Task requirements >> Copy the data precisely, keeping every character.

[Figure dataset records]
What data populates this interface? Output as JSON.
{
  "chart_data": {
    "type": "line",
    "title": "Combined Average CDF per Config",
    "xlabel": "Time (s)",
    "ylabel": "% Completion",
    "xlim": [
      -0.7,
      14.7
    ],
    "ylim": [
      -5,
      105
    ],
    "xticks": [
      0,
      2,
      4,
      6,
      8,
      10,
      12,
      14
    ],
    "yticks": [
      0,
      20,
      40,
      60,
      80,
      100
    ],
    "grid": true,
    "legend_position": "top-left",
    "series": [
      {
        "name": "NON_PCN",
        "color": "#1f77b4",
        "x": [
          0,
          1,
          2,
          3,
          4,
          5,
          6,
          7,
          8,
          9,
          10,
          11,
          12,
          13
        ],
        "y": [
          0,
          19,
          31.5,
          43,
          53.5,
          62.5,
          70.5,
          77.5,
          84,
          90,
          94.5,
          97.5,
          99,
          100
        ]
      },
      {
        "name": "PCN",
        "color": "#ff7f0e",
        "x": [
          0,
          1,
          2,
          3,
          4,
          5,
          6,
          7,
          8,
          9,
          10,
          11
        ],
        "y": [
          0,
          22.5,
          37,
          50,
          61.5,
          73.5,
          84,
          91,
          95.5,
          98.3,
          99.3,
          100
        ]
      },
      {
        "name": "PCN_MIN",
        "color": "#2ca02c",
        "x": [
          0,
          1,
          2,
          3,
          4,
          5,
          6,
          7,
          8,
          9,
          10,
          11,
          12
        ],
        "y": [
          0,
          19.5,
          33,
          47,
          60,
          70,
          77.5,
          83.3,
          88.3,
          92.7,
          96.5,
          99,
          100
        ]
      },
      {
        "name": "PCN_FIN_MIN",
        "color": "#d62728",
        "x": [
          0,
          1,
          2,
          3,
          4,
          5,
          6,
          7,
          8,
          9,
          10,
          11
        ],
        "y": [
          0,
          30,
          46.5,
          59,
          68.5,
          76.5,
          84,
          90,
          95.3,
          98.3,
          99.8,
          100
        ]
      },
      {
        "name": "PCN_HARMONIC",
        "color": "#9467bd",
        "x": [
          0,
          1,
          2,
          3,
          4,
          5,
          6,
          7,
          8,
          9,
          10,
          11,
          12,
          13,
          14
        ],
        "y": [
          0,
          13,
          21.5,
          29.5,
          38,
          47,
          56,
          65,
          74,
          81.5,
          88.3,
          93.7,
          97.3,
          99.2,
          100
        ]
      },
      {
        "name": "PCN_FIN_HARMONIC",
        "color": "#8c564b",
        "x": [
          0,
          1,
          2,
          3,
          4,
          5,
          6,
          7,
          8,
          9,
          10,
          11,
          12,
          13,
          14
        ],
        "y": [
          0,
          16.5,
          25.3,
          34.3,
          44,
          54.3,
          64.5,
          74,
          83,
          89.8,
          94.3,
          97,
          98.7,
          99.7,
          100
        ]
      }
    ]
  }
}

Reply >>
What data populates this interface? Output as JSON.
{
  "chart_data": {
    "type": "line",
    "title": "Combined Average CDF per Config",
    "xlabel": "Time (s)",
    "ylabel": "% Completion",
    "xlim": [
      -0.7,
      14.7
    ],
    "ylim": [
      -5,
      105
    ],
    "xticks": [
      0,
      2,
      4,
      6,
      8,
      10,
      12,
      14
    ],
    "yticks": [
      0,
      20,
      40,
      60,
      80,
      100
    ],
    "grid": true,
    "legend_position": "top-left",
    "series": [
      {
        "name": "NON_PCN",
        "color": "#1f77b4",
        "x": [
          0,
          1,
          2,
          3,
          4,
          5,
          6,
          7,
          8,
          9,
          10,
          11,
          12,
          13
        ],
        "y": [
          0,
          19,
          31.5,
          43,
          53.5,
          62.5,
          70.5,
          77.5,
          84,
          90,
          94.5,
          97.5,
          99,
          100
        ]
      },
      {
        "name": "PCN",
        "color": "#ff7f0e",
        "x": [
          0,
          1,
          2,
          3,
          4,
          5,
          6,
          7,
          8,
          9,
          10,
          11
        ],
        "y": [
          0,
          22.5,
          37,
          50,
          61.5,
          73.5,
          84,
          91,
          95.5,
          98.3,
          99.3,
          100
        ]
      },
      {
        "name": "PCN_MIN",
        "color": "#2ca02c",
        "x": [
          0,
          1,
          2,
          3,
          4,
          5,
          6,
          7,
          8,
          9,
          10,
          11,
          12
        ],
        "y": [
          0,
          19.5,
          33,
          47,
          60,
          70,
          77.5,
          83.3,
          88.3,
          92.7,
          96.5,
          99,
          100
        ]
      },
      {
        "name": "PCN_FIN_MIN",
        "color": "#d62728",
        "x": [
          0,
          1,
          2,
          3,
          4,
          5,
          6,
          7,
          8,
          9,
          10,
          11
        ],
        "y": [
          0,
          30,
          46.5,
          59,
          68.5,
          76.5,
          84,
          90,
          95.3,
          98.3,
          99.8,
          100
        ]
      },
      {
        "name": "PCN_HARMONIC",
        "color": "#9467bd",
        "x": [
          0,
          1,
          2,
          3,
          4,
          5,
          6,
          7,
          8,
          9,
          10,
          11,
          12,
          13,
          14
        ],
        "y": [
          0,
          13,
          21.5,
          29.5,
          38,
          47,
          56,
          65,
          74,
          81.5,
          88.3,
          93.7,
          97.3,
          99.2,
          100
        ]
      },
      {
        "name": "PCN_FIN_HARMONIC",
        "color": "#8c564b",
        "x": [
          0,
          1,
          2,
          3,
          4,
          5,
          6,
          7,
          8,
          9,
          10,
          11,
          12,
          13,
          14
        ],
        "y": [
          0,
          16.5,
          25.3,
          34.3,
          44,
          54.3,
          64.5,
          74,
          83,
          89.8,
          94.3,
          97,
          98.7,
          99.7,
          100
        ]
      }
    ]
  }
}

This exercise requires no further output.